**Dataset entries:**
[start]

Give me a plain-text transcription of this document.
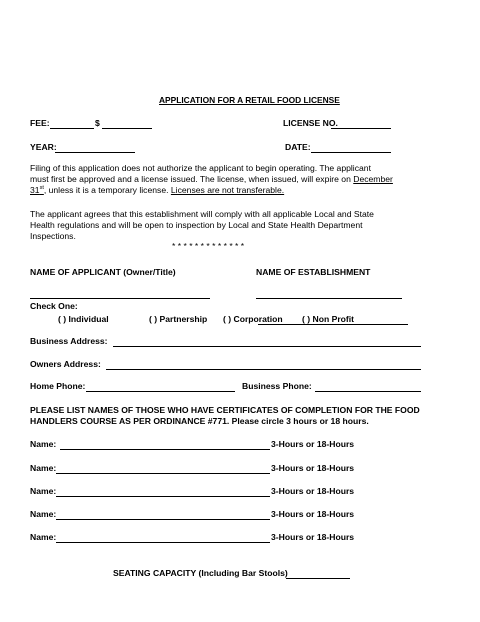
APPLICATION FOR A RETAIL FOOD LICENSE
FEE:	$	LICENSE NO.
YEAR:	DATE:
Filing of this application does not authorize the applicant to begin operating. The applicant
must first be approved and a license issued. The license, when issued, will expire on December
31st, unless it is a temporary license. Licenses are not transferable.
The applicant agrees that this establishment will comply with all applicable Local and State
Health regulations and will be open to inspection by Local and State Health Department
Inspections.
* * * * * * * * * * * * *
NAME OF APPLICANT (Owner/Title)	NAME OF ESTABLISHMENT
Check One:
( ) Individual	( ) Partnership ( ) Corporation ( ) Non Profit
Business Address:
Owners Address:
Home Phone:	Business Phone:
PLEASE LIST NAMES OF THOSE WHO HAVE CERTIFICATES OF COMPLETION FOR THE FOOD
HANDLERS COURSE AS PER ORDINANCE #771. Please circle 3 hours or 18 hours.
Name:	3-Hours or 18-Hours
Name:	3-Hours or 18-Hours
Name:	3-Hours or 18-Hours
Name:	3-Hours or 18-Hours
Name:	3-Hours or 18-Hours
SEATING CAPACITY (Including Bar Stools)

[end]

**STATED PROBLEM:** Your task is to repeat the data above exactly while excluding the pictures.

**RESPONSE TO THE TASK:**
Give me a plain-text transcription of this document.
APPLICATION FOR A RETAIL FOOD LICENSE
FEE:	$	LICENSE NO.
YEAR:	DATE:
Filing of this application does not authorize the applicant to begin operating. The applicant
must first be approved and a license issued. The license, when issued, will expire on December
31st, unless it is a temporary license. Licenses are not transferable.
The applicant agrees that this establishment will comply with all applicable Local and State
Health regulations and will be open to inspection by Local and State Health Department
Inspections.
* * * * * * * * * * * * *
NAME OF APPLICANT (Owner/Title)	NAME OF ESTABLISHMENT
Check One:
( ) Individual	( ) Partnership ( ) Corporation ( ) Non Profit
Business Address:
Owners Address:
Home Phone:	Business Phone:
PLEASE LIST NAMES OF THOSE WHO HAVE CERTIFICATES OF COMPLETION FOR THE FOOD
HANDLERS COURSE AS PER ORDINANCE #771. Please circle 3 hours or 18 hours.
Name:	3-Hours or 18-Hours
Name:	3-Hours or 18-Hours
Name:	3-Hours or 18-Hours
Name:	3-Hours or 18-Hours
Name:	3-Hours or 18-Hours
SEATING CAPACITY (Including Bar Stools)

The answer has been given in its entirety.